**WHAT TO WORK ON:** Extend the conversation below about the "Defund the Police" slogan and the Democratic Party's treatment of left-wing candidates, starting right after its final sentence.

───── TEXT SEGMENT

Well, thus far, I don’t really see him repaying that historic debt. With regard to ‘Defund the Police’, well, it’s interesting. Paul Butler, who is a law professor at Georgetown and a specialist in criminal justice, he wrote an op-ed for the Washington Post after Mr. Obama had made a similar criticism of that slogan. Paul Butler pointed out that for years the progressive movement had a slogan of ‘Justice Reinvestment’ nobody had ever heard of. Then they came up with the ‘Defund the Police’, and now there is an outcry.

In any case, I think that it’s very curious that the Democratic Party in 2000 blamed the victory of George W. Bush on the Greens and Ralph Nader. In 2016, they blamed the defeat on Joe Stein. The message is that people with left-wing platforms and left-wing slogans should enter en masse the Democratic Party, which many of them did in 2020. Then afterwards, you have centrist Democrats complaining that left-wing slogans like the ‘Defund the Police’ contributed to down-ballot losses for the Democrats in the House in particular. The message is too left-wing people, you shouldn’t run independently. You shouldn’t raise your slogans within the Democratic Party. You should have become a centrist and shut up and sit down. I don’t think that that’s a reasonable approach, to put it mildly, and I don’t think it’s going to work, secondly.

Paul Jay

Yeah, I don’t disagree with that, but just on that particular slogan, not that I have any say on these things, but community control the police, I think, is a more important principle. Of course, the police budgets should be cut in half. It’s ridiculous, the militarization of the police. I’m for defunding the police. I just think it’s a shitty slogan. More important is community control. As I say, I like the slogan, ‘Purge the Police’.

──────────
───── ENTRIES SHOWN

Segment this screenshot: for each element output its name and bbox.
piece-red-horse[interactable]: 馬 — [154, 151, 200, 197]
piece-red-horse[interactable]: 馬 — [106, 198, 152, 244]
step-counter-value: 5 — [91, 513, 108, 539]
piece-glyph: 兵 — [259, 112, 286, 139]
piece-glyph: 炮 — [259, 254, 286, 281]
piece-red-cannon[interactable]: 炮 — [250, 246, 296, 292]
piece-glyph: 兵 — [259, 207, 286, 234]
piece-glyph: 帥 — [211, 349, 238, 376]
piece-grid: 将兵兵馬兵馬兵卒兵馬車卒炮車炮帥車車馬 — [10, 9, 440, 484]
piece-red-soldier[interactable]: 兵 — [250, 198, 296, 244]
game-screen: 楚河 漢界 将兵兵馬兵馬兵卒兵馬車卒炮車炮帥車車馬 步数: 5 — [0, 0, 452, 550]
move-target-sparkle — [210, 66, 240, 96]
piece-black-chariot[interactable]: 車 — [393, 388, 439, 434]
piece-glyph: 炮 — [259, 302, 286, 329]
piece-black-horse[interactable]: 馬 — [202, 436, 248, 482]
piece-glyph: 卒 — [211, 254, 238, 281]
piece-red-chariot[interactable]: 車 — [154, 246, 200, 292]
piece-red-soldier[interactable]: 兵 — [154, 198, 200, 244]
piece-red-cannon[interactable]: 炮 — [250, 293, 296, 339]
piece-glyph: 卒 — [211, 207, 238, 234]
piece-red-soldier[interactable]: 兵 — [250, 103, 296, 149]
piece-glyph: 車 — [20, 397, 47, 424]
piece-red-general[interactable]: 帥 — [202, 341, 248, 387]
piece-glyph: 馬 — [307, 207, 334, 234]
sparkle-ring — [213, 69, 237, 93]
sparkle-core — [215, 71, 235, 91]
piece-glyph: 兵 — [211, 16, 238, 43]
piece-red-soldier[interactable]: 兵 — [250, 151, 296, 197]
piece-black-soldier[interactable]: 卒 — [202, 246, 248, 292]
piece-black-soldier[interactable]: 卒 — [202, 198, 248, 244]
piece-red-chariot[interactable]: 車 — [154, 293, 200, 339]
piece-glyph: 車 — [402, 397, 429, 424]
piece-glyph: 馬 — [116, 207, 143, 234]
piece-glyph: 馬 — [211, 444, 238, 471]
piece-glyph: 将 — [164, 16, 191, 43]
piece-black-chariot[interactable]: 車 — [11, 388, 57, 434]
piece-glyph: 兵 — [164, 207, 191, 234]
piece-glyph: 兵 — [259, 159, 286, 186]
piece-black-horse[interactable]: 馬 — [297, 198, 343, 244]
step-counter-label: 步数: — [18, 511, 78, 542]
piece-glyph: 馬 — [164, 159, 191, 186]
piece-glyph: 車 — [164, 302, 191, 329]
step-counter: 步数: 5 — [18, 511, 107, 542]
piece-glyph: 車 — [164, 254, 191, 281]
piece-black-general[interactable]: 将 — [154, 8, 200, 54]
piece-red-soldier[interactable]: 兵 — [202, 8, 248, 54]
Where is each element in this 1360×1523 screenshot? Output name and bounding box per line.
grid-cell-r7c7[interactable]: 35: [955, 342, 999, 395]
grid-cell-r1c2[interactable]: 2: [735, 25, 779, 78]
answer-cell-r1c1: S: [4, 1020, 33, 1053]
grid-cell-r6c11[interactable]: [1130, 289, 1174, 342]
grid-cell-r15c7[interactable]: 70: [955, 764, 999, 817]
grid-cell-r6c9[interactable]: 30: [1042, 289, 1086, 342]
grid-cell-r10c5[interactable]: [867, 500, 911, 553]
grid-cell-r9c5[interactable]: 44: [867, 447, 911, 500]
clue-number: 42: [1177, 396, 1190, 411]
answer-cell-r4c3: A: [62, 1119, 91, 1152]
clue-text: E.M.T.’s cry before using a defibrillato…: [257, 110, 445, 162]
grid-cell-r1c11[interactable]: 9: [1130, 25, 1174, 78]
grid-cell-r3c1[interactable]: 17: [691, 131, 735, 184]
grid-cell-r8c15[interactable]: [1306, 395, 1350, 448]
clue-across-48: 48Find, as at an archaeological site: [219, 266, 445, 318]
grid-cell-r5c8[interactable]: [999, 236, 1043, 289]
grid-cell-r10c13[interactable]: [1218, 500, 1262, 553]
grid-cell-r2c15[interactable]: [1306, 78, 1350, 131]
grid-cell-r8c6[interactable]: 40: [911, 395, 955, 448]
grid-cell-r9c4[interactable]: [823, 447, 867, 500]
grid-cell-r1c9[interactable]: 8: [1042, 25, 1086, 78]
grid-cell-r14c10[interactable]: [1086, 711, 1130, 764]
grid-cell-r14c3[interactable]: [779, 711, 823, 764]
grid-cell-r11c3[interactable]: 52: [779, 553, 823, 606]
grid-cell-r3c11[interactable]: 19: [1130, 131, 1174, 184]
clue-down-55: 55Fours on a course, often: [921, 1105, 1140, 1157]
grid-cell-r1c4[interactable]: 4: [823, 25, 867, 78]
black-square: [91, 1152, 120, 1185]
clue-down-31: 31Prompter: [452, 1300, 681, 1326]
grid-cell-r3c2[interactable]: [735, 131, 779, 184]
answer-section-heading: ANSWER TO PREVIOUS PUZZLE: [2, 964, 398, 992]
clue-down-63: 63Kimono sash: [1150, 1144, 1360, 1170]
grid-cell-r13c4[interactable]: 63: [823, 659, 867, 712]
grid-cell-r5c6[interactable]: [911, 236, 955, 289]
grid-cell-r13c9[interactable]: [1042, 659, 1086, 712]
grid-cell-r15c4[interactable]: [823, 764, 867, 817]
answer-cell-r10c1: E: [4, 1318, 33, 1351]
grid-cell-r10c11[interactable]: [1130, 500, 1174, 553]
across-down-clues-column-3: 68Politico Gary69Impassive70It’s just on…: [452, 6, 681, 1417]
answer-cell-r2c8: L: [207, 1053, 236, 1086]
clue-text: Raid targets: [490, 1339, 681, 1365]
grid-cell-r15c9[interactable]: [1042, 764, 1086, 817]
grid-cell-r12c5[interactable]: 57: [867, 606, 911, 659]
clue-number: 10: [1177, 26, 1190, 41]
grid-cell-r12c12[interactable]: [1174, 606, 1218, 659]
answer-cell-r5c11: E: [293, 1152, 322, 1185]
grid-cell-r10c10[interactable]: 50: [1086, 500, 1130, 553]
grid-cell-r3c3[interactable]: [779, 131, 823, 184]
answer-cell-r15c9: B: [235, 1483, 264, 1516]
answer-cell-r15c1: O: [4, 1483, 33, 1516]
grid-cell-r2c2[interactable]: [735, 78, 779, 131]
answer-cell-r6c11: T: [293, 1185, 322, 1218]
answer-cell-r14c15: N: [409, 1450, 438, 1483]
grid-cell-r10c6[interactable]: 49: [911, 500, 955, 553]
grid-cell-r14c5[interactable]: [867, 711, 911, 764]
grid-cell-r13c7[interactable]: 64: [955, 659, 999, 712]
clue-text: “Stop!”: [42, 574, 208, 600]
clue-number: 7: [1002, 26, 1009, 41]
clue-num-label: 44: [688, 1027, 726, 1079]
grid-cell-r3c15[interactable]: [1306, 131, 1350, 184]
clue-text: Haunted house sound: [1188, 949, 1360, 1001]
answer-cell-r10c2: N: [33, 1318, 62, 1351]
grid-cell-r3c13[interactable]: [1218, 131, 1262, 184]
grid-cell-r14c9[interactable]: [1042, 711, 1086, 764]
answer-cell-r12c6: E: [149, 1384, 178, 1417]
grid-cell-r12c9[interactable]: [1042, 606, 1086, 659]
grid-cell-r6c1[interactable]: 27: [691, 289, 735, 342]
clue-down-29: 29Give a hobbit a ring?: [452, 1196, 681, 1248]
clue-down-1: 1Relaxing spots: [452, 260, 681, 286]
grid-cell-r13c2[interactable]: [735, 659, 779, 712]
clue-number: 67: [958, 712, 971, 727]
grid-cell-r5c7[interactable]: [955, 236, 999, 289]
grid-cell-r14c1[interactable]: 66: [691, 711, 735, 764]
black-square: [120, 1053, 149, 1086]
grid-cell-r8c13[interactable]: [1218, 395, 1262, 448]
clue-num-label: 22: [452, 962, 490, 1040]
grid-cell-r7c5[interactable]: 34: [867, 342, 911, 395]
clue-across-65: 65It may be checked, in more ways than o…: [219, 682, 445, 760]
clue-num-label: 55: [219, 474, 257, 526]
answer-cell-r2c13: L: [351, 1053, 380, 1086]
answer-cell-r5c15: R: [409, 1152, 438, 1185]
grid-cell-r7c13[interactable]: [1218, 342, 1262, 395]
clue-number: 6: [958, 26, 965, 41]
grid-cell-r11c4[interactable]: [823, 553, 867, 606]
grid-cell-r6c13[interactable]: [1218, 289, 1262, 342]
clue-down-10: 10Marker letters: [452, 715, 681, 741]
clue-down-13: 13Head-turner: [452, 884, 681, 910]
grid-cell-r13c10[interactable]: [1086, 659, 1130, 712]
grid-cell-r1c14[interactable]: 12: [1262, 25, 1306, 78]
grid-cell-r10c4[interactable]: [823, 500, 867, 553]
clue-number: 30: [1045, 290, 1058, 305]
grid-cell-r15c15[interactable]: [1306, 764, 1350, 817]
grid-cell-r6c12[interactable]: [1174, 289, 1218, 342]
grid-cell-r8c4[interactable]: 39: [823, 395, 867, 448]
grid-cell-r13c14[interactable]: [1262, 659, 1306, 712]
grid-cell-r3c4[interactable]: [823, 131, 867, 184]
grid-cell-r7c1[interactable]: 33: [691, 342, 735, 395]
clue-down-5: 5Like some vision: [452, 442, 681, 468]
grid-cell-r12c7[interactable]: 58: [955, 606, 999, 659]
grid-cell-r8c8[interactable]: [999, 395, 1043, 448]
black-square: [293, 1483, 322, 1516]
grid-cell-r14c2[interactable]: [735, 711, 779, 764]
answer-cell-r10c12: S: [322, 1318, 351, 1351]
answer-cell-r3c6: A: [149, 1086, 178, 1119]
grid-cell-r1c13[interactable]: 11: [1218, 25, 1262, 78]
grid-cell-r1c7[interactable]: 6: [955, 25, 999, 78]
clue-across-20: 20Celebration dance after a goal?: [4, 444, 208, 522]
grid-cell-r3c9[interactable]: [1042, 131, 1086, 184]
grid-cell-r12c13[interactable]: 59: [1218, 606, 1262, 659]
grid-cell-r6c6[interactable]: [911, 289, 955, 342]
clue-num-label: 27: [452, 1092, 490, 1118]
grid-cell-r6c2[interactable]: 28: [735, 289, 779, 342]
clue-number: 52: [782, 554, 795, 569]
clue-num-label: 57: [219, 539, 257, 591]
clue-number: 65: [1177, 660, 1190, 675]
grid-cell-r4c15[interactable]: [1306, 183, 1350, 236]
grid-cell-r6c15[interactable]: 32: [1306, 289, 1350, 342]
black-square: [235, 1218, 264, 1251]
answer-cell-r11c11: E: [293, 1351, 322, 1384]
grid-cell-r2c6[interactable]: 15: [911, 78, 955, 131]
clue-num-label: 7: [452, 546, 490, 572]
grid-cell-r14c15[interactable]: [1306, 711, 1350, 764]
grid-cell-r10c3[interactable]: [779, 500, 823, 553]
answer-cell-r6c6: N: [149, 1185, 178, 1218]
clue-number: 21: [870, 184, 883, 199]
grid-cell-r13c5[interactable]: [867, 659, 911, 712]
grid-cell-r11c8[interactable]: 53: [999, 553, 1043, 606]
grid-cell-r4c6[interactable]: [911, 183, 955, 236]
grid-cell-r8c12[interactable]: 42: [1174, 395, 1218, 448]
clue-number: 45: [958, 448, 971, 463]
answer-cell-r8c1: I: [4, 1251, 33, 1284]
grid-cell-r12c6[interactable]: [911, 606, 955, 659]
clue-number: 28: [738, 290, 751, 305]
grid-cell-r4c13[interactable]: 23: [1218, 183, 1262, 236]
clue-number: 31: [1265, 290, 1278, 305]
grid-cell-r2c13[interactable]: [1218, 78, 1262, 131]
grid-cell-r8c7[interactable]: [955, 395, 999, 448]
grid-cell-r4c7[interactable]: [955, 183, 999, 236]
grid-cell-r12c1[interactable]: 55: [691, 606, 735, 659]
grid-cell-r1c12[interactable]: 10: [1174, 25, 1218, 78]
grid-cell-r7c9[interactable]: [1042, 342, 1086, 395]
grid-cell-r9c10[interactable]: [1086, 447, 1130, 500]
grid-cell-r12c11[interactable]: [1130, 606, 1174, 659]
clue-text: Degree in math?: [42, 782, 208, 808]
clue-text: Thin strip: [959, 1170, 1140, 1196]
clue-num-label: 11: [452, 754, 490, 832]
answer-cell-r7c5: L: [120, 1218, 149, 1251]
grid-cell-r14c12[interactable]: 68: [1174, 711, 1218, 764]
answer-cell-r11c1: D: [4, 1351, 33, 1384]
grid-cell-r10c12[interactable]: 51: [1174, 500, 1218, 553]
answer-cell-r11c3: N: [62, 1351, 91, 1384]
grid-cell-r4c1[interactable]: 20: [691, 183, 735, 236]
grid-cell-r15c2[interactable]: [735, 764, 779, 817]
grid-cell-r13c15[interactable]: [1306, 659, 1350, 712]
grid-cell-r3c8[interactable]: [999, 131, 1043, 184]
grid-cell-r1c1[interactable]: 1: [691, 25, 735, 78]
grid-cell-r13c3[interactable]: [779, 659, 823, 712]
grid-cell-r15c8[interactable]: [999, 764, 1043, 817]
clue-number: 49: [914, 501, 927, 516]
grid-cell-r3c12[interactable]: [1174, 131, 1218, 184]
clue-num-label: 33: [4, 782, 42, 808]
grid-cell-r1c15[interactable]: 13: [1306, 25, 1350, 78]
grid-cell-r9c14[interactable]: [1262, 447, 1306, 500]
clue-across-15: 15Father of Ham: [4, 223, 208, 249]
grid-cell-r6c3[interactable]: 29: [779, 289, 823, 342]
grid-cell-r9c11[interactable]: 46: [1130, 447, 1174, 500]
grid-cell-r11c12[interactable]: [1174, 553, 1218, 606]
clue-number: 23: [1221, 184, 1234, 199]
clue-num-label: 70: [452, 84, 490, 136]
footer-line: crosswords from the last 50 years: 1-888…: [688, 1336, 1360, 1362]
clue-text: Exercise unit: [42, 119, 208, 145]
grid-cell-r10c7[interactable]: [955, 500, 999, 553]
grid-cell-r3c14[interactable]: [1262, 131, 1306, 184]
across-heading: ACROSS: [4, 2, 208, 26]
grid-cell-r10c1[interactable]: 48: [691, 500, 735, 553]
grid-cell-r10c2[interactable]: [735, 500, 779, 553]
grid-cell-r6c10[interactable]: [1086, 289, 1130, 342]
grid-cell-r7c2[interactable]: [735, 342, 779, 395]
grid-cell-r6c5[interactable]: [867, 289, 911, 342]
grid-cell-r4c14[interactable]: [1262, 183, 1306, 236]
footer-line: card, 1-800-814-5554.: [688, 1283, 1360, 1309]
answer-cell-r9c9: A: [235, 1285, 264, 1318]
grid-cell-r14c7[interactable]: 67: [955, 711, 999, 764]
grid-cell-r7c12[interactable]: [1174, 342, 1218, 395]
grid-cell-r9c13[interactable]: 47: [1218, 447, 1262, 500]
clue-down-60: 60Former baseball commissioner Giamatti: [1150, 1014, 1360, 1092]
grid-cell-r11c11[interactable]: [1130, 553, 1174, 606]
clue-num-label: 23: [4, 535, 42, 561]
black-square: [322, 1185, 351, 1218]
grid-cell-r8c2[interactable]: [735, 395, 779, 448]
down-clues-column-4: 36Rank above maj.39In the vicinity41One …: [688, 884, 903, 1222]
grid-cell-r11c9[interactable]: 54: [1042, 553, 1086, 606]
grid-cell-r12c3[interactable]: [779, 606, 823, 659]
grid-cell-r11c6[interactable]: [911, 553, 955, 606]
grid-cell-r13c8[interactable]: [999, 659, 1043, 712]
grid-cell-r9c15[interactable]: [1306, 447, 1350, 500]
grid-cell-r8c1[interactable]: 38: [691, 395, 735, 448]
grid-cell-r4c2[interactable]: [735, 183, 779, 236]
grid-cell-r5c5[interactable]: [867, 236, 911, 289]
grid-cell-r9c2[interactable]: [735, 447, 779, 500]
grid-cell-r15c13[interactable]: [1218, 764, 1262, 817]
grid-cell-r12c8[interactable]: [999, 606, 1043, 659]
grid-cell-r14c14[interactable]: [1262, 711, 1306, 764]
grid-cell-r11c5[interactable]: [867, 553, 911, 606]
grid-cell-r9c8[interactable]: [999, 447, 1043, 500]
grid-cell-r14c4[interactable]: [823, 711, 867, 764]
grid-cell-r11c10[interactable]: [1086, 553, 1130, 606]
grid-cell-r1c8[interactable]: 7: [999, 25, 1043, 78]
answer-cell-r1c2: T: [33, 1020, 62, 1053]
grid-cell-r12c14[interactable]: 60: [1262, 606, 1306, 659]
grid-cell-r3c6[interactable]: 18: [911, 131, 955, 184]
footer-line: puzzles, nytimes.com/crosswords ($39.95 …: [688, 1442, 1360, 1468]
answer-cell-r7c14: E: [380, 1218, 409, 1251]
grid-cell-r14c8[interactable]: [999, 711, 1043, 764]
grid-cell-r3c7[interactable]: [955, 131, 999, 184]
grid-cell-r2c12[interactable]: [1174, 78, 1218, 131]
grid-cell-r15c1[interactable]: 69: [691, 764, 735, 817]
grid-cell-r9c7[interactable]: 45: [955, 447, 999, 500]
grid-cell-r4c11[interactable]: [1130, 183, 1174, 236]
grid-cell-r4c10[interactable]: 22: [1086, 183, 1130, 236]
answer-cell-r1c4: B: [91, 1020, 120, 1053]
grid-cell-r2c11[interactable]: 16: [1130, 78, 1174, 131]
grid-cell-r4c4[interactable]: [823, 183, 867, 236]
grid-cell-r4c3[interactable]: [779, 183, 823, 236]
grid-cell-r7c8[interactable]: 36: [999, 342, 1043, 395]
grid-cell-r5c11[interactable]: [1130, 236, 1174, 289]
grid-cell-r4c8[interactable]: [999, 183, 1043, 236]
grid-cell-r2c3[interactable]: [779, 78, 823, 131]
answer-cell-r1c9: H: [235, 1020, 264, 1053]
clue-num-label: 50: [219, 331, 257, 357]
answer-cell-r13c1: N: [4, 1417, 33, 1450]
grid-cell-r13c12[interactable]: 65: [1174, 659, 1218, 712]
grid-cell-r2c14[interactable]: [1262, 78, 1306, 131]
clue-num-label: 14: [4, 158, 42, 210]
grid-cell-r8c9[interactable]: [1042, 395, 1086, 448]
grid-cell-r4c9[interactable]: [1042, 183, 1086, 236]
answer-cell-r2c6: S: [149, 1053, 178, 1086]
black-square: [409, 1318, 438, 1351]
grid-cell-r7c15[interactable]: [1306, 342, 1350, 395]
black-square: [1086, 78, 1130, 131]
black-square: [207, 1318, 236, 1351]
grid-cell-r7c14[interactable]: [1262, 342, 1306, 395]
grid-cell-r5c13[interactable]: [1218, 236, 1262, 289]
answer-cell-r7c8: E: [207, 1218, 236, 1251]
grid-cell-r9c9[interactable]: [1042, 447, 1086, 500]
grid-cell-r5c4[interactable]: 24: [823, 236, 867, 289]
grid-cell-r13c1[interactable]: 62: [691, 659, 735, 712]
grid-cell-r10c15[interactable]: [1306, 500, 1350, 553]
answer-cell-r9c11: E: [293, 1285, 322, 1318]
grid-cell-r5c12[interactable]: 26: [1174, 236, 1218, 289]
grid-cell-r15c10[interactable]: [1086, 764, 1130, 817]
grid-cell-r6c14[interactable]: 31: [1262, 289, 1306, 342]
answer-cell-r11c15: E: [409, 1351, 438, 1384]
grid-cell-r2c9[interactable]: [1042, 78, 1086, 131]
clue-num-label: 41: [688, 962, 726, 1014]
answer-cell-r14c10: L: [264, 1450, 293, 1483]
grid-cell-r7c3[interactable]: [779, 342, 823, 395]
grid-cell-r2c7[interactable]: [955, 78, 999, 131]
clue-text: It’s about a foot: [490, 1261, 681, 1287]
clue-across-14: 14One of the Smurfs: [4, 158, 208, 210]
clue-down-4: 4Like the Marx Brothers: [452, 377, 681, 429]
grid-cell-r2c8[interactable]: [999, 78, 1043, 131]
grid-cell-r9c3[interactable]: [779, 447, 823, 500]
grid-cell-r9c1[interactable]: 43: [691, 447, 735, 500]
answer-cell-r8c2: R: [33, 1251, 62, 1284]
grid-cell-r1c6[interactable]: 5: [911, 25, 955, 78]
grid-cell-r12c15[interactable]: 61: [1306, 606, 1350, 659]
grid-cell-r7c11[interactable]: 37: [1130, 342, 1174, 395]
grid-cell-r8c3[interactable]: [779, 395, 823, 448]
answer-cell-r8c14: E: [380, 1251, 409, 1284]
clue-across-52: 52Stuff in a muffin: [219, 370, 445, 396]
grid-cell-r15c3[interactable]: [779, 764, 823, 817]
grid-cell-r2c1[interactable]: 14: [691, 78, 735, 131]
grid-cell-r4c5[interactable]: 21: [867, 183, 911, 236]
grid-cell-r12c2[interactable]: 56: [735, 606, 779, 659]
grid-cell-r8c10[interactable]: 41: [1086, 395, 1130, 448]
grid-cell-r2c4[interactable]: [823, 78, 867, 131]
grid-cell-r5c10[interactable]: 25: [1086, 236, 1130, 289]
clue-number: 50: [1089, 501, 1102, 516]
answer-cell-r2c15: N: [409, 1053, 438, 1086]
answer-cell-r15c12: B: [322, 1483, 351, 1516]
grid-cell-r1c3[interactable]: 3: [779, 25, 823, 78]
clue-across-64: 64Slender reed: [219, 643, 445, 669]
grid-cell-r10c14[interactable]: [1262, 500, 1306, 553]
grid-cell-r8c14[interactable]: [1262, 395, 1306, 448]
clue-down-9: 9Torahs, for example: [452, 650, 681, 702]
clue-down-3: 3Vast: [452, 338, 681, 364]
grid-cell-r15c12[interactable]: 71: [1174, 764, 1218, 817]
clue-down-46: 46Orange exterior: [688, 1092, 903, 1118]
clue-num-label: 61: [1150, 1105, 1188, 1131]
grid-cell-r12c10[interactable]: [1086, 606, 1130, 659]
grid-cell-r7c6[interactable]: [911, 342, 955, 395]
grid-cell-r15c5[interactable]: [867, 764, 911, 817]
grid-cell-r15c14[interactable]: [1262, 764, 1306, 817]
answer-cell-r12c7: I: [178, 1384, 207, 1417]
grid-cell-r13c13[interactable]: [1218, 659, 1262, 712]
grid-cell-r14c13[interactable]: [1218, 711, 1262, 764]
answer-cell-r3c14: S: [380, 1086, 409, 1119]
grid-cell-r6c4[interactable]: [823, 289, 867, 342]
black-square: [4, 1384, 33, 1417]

──────────

**TASK RESPONSE:**
Even in Baltimore, I would say the majority of the cops, and not just the black cops, they know who the racists and the fascists are. Honestly, most of the corruption, the real serious corruption of which there are endless amounts in Baltimore and cities across the country, it’s the same racist and fascists that are involved in most of the hardcore corruption. They seem to go well together.

Gerald Horne

The Brenten Center at New York University Law School has done report after report, basically substantiating the fact that you just articulated, which is that police departments from the Atlantic to the Pacific and out into Honolulu are infiltrated heavily by right-wing, ultra-righteous forces, which helps to explain and explicate the extreme levels of police terror. That leads to tragedies in Staten Island with Eric Garner, in Ferguson with Michael Brown, in Kenosha with Jacob Blake, the list is long, and the list is endless.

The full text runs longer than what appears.